Instructions to follow → Find each line containing the word "username" and report how many there are. Add nothing else.
>> BEGIN Data provided
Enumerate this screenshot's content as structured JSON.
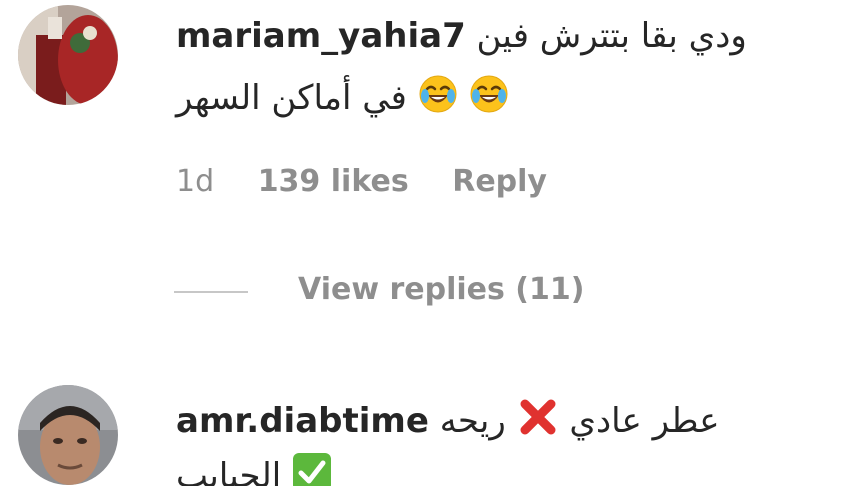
{
  "comments": [
    {
      "username": "mariam_yahia7",
      "text_line1": "ودي بقا بتترش فين",
      "text_line2": "في أماكن السهر",
      "emoji": "face-with-tears-of-joy",
      "time": "1d",
      "likes": "139 likes",
      "reply": "Reply",
      "view_replies": "View replies (11)"
    },
    {
      "username": "amr.diabtime",
      "text_part1": "ريحه",
      "text_part2": "عطر عادي",
      "text_line2": "الحبايب",
      "emoji_cross": "cross-mark",
      "emoji_check": "check-mark-button"
    }
  ],
  "colors": {
    "primary_text": "#262626",
    "secondary_text": "#8e8e8e",
    "divider": "#c7c7c7",
    "cross_red": "#e0322f",
    "check_green": "#5cb83c"
  }
}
>> END Data provided
Exercise response → 2